--- START Information supplied ---

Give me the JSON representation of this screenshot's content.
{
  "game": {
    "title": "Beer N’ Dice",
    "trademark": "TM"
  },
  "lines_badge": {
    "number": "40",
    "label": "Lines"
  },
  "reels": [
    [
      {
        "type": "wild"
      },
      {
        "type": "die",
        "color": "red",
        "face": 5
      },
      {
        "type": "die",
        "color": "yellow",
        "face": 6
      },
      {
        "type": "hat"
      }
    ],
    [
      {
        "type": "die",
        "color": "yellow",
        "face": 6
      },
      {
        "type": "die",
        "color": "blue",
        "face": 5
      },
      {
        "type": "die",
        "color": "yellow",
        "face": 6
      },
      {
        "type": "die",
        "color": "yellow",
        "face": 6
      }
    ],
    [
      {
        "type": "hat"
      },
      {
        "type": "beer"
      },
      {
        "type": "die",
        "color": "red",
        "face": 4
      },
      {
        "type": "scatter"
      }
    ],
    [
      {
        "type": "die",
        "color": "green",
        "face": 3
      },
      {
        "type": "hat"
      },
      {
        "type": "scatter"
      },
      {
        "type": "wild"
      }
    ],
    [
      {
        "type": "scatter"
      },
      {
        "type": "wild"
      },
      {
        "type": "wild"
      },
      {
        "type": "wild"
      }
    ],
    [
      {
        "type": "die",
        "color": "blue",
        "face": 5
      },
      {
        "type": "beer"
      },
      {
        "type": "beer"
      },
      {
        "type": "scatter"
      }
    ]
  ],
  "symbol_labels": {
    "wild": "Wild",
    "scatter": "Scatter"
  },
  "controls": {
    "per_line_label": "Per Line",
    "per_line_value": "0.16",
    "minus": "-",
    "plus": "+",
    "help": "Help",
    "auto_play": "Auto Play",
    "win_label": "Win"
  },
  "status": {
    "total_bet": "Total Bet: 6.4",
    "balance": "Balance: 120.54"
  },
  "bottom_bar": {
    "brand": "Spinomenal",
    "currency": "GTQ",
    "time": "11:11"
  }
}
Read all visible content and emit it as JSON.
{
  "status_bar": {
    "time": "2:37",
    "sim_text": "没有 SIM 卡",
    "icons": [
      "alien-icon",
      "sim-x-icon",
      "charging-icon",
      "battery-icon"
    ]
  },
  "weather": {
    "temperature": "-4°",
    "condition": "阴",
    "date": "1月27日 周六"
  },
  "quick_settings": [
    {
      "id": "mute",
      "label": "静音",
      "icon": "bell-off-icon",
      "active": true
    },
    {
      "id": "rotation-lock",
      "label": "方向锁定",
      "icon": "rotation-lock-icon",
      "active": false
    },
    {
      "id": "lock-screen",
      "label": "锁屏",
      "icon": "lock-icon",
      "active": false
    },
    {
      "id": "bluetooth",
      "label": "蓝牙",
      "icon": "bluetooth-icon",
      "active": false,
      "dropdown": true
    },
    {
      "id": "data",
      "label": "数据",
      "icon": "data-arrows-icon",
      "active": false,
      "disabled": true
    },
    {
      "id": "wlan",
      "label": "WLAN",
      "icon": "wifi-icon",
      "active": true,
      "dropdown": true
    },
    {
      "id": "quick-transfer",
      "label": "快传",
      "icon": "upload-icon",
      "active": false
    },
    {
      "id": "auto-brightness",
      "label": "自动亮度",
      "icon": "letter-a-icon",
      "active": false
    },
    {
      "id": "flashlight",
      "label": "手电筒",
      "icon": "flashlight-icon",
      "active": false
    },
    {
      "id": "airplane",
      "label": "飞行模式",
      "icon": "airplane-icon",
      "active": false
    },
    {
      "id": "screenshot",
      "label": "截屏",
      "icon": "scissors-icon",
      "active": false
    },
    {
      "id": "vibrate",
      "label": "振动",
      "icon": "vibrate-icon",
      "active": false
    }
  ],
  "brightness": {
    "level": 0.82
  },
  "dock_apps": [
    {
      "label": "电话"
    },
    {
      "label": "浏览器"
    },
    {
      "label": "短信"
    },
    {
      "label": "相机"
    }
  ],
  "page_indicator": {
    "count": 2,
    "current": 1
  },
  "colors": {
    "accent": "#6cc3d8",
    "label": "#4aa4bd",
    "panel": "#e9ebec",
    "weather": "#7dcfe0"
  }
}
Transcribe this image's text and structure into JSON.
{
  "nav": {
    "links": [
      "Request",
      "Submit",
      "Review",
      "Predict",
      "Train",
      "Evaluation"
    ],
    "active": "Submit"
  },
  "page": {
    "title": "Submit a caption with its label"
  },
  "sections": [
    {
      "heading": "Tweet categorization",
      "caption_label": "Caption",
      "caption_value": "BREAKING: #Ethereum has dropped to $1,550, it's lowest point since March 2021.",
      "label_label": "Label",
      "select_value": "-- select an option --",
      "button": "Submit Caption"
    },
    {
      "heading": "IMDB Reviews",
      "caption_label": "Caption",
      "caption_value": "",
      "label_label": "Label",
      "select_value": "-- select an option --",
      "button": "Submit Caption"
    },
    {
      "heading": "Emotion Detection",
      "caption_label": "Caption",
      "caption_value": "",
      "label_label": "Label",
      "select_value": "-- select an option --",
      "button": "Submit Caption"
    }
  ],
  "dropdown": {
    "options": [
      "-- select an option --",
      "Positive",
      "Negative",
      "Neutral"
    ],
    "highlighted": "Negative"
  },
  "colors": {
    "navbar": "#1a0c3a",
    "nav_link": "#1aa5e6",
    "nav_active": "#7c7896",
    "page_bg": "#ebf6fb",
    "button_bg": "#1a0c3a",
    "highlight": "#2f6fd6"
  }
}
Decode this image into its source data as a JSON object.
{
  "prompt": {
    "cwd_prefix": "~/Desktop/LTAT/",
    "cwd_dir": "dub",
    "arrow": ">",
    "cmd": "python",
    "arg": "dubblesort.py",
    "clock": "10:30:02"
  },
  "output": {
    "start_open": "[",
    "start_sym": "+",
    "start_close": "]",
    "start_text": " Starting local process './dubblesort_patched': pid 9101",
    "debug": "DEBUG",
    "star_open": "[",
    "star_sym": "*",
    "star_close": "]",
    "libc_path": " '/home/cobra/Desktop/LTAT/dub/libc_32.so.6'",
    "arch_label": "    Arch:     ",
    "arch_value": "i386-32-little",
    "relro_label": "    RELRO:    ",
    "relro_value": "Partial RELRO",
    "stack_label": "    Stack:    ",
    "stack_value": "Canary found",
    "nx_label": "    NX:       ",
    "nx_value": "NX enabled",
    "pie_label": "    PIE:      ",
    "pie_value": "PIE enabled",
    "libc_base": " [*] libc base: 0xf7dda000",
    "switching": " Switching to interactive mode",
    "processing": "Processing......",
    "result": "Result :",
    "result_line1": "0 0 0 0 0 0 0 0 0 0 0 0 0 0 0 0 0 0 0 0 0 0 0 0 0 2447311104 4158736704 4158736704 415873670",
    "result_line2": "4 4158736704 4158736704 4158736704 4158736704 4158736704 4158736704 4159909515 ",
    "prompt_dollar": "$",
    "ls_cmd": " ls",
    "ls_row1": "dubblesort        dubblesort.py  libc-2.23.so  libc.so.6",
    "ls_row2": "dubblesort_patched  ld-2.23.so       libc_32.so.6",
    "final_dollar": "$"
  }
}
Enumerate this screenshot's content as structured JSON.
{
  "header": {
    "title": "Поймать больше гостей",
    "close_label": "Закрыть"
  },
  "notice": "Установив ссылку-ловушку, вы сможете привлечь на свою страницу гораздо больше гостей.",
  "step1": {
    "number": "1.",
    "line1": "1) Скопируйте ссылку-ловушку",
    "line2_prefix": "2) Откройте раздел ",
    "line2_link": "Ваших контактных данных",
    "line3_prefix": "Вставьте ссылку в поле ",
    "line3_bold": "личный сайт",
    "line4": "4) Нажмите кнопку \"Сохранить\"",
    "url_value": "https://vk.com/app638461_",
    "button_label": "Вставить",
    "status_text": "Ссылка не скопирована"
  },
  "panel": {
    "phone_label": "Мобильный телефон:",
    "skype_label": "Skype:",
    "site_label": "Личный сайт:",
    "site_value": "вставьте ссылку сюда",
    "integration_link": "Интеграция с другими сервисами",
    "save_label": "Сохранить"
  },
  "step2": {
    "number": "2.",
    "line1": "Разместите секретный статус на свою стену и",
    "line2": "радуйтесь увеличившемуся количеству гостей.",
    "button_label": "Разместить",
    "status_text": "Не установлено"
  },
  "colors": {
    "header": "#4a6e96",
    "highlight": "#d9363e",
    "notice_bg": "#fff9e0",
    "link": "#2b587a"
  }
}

--- END Information supplied ---

Where a line holds "Desktop", copy that line.

    "cwd_prefix": "~/Desktop/LTAT/",
    "libc_path": " '/home/cobra/Desktop/LTAT/dub/libc_32.so.6'",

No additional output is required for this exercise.